#### [Given problem]
Omit all images, then return the remaining material exactly as it stands.

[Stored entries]
* START *
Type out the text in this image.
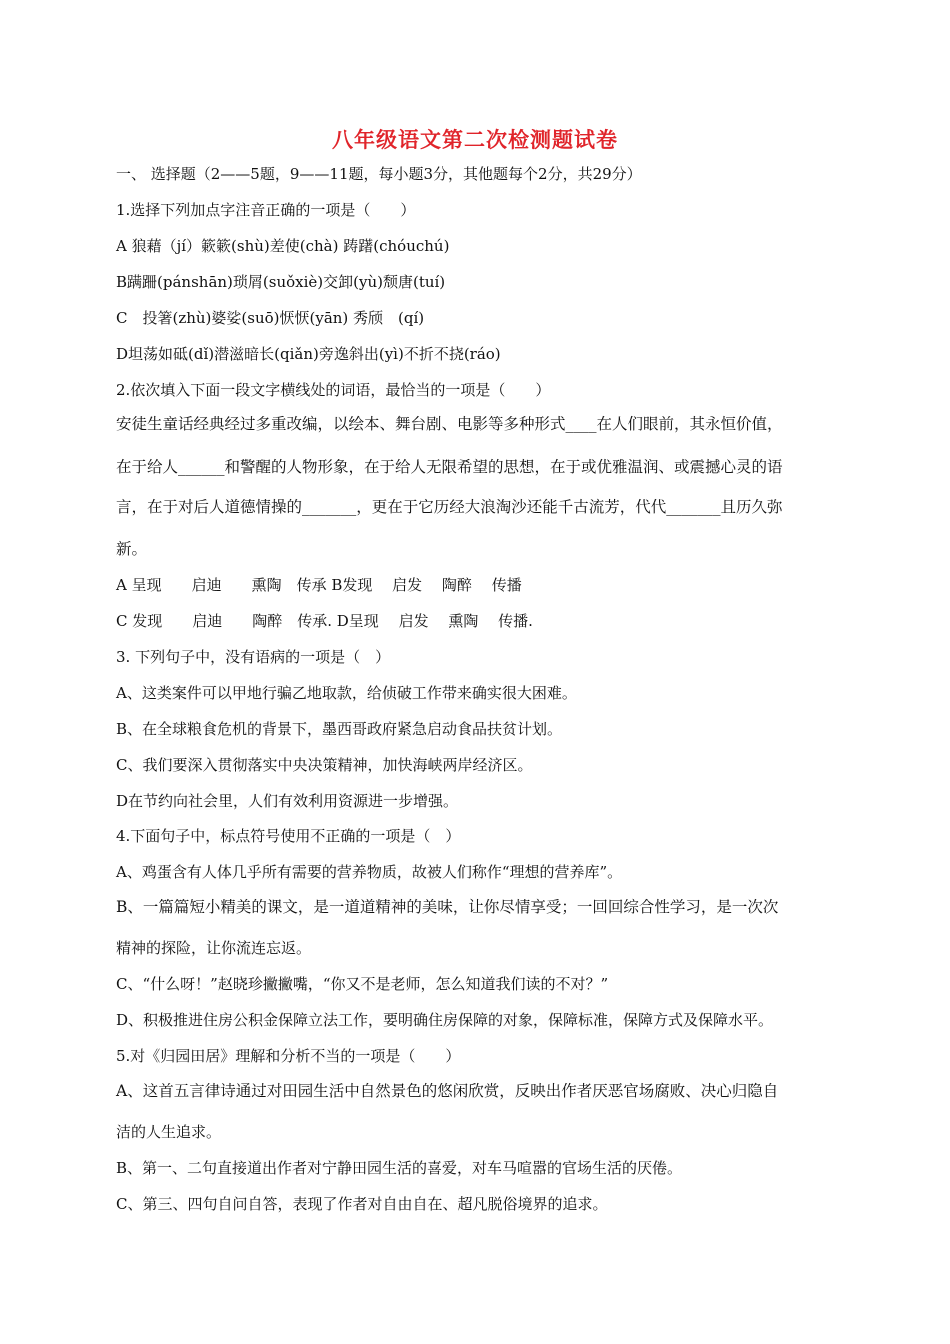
八年级语文第二次检测题试卷
一、 选择题（2——5题，9——11题，每小题3分，其他题每个2分，共29分）
1.选择下列加点字注音正确的一项是（　　）
A 狼藉（jí）簌簌(shù)差使(chà) 踌躇(chóuchú)
B蹒跚(pánshān)琐屑(suǒxiè)交卸(yù)颓唐(tuí)
C　投箸(zhù)婆娑(suō)恹恹(yān) 秀颀　(qí)
D坦荡如砥(dǐ)潜滋暗长(qiǎn)旁逸斜出(yì)不折不挠(ráo)
2.依次填入下面一段文字横线处的词语，最恰当的一项是（　　）
安徒生童话经典经过多重改编，以绘本、舞台剧、电影等多种形式____在人们眼前，其永恒价值，
在于给人______和警醒的人物形象，在于给人无限希望的思想，在于或优雅温润、或震撼心灵的语
言，在于对后人道德情操的_______，更在于它历经大浪淘沙还能千古流芳，代代_______且历久弥
新。
A 呈现　　启迪　　熏陶　传承 B发现　 启发　 陶醉　 传播
C 发现　　启迪　　陶醉　传承. D呈现　 启发　 熏陶　 传播.
3. 下列句子中，没有语病的一项是（　）
A、这类案件可以甲地行骗乙地取款，给侦破工作带来确实很大困难。
B、在全球粮食危机的背景下，墨西哥政府紧急启动食品扶贫计划。
C、我们要深入贯彻落实中央决策精神，加快海峡两岸经济区。
D在节约向社会里，人们有效利用资源进一步增强。
4.下面句子中，标点符号使用不正确的一项是（　）
A、鸡蛋含有人体几乎所有需要的营养物质，故被人们称作“理想的营养库”。
B、一篇篇短小精美的课文，是一道道精神的美味，让你尽情享受；一回回综合性学习，是一次次
精神的探险，让你流连忘返。
C、“什么呀！”赵晓珍撇撇嘴，“你又不是老师，怎么知道我们读的不对？”
D、积极推进住房公积金保障立法工作，要明确住房保障的对象，保障标准，保障方式及保障水平。
5.对《归园田居》理解和分析不当的一项是（　　）
A、这首五言律诗通过对田园生活中自然景色的悠闲欣赏，反映出作者厌恶官场腐败、决心归隐自
洁的人生追求。
B、第一、二句直接道出作者对宁静田园生活的喜爱，对车马喧嚣的官场生活的厌倦。
C、第三、四句自问自答，表现了作者对自由自在、超凡脱俗境界的追求。
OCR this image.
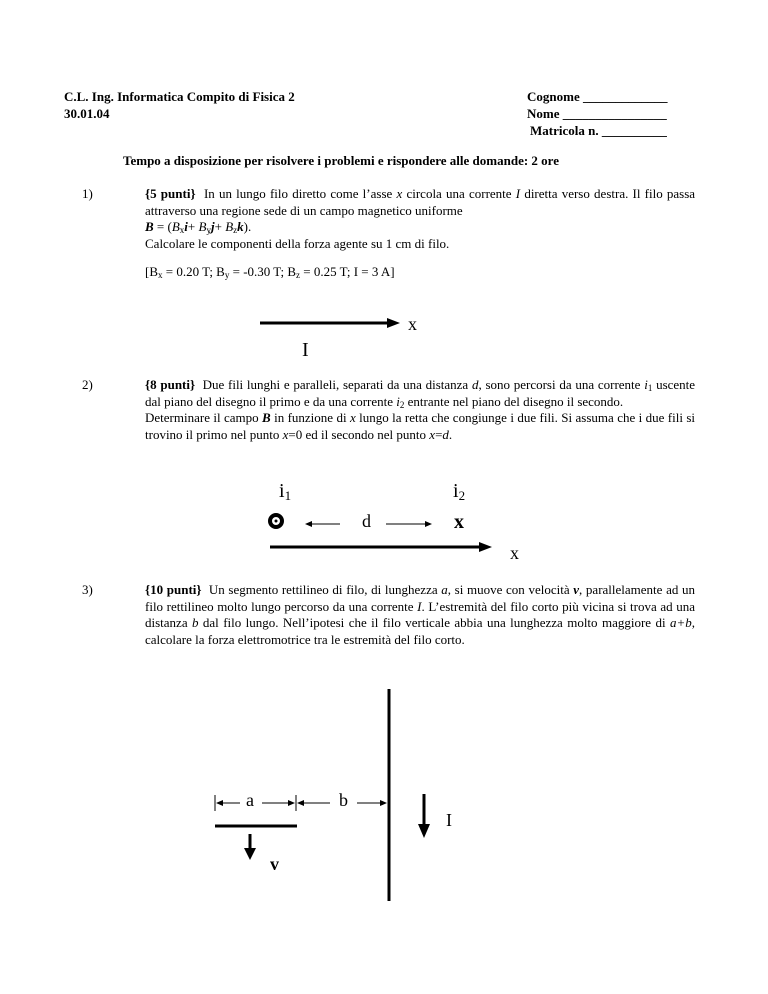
C.L. Ing. Informatica Compito di Fisica 2
30.01.04
Cognome _____________
Nome ________________
Matricola n. __________
Tempo a disposizione per risolvere i problemi e rispondere alle domande: 2 ore
1)	{5 punti} In un lungo filo diretto come l’asse x circola una corrente I diretta verso destra. Il filo passa attraverso una regione sede di un campo magnetico uniforme
$B = (B_xi+ B_yj+ B_zk)$.
Calcolare le componenti della forza agente su 1 cm di filo.
[$B_x = 0.20$ T; $B_y = -0.30$ T; $B_z = 0.25$ T; I = 3 A]
x
I
2)	{8 punti} Due fili lunghi e paralleli, separati da una distanza d, sono percorsi da una corrente $i_1$ uscente dal piano del disegno il primo e da una corrente $i_2$ entrante nel piano del disegno il secondo.
Determinare il campo B in funzione di x lungo la retta che congiunge i due fili. Si assuma che i due fili si trovino il primo nel punto x=0 ed il secondo nel punto x=d.
$i_1$	$i_2$
d	x
x
3)	{10 punti} Un segmento rettilineo di filo, di lunghezza a, si muove con velocità v, parallelamente ad un filo rettilineo molto lungo percorso da una corrente I. L’estremità del filo corto più vicina si trova ad una distanza b dal filo lungo. Nell’ipotesi che il filo verticale abbia una lunghezza molto maggiore di a+b, calcolare la forza elettromotrice tra le estremità del filo corto.
a	b
I
v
* END *
#### [Answer]
Type out the text in this image.
八年级语文第二次检测题试卷
一、 选择题（2——5题，9——11题，每小题3分，其他题每个2分，共29分）
1.选择下列加点字注音正确的一项是（　　）
A 狼藉（jí）簌簌(shù)差使(chà) 踌躇(chóuchú)
B蹒跚(pánshān)琐屑(suǒxiè)交卸(yù)颓唐(tuí)
C　投箸(zhù)婆娑(suō)恹恹(yān) 秀颀　(qí)
D坦荡如砥(dǐ)潜滋暗长(qiǎn)旁逸斜出(yì)不折不挠(ráo)
2.依次填入下面一段文字横线处的词语，最恰当的一项是（　　）
安徒生童话经典经过多重改编，以绘本、舞台剧、电影等多种形式____在人们眼前，其永恒价值，
在于给人______和警醒的人物形象，在于给人无限希望的思想，在于或优雅温润、或震撼心灵的语
言，在于对后人道德情操的_______，更在于它历经大浪淘沙还能千古流芳，代代_______且历久弥
新。
A 呈现　　启迪　　熏陶　传承 B发现　 启发　 陶醉　 传播
C 发现　　启迪　　陶醉　传承. D呈现　 启发　 熏陶　 传播.
3. 下列句子中，没有语病的一项是（　）
A、这类案件可以甲地行骗乙地取款，给侦破工作带来确实很大困难。
B、在全球粮食危机的背景下，墨西哥政府紧急启动食品扶贫计划。
C、我们要深入贯彻落实中央决策精神，加快海峡两岸经济区。
D在节约向社会里，人们有效利用资源进一步增强。
4.下面句子中，标点符号使用不正确的一项是（　）
A、鸡蛋含有人体几乎所有需要的营养物质，故被人们称作“理想的营养库”。
B、一篇篇短小精美的课文，是一道道精神的美味，让你尽情享受；一回回综合性学习，是一次次
精神的探险，让你流连忘返。
C、“什么呀！”赵晓珍撇撇嘴，“你又不是老师，怎么知道我们读的不对？”
D、积极推进住房公积金保障立法工作，要明确住房保障的对象，保障标准，保障方式及保障水平。
5.对《归园田居》理解和分析不当的一项是（　　）
A、这首五言律诗通过对田园生活中自然景色的悠闲欣赏，反映出作者厌恶官场腐败、决心归隐自
洁的人生追求。
B、第一、二句直接道出作者对宁静田园生活的喜爱，对车马喧嚣的官场生活的厌倦。
C、第三、四句自问自答，表现了作者对自由自在、超凡脱俗境界的追求。
OCR this image.
C.L. Ing. Informatica Compito di Fisica 2
30.01.04
Cognome _____________
Nome ________________
Matricola n. __________
Tempo a disposizione per risolvere i problemi e rispondere alle domande: 2 ore
1)	{5 punti} In un lungo filo diretto come l’asse x circola una corrente I diretta verso destra. Il filo passa attraverso una regione sede di un campo magnetico uniforme
$B = (B_xi+ B_yj+ B_zk)$.
Calcolare le componenti della forza agente su 1 cm di filo.
[$B_x = 0.20$ T; $B_y = -0.30$ T; $B_z = 0.25$ T; I = 3 A]
x
I
2)	{8 punti} Due fili lunghi e paralleli, separati da una distanza d, sono percorsi da una corrente $i_1$ uscente dal piano del disegno il primo e da una corrente $i_2$ entrante nel piano del disegno il secondo.
Determinare il campo B in funzione di x lungo la retta che congiunge i due fili. Si assuma che i due fili si trovino il primo nel punto x=0 ed il secondo nel punto x=d.
$i_1$	$i_2$
d	x
x
3)	{10 punti} Un segmento rettilineo di filo, di lunghezza a, si muove con velocità v, parallelamente ad un filo rettilineo molto lungo percorso da una corrente I. L’estremità del filo corto più vicina si trova ad una distanza b dal filo lungo. Nell’ipotesi che il filo verticale abbia una lunghezza molto maggiore di a+b, calcolare la forza elettromotrice tra le estremità del filo corto.
a	b
I
v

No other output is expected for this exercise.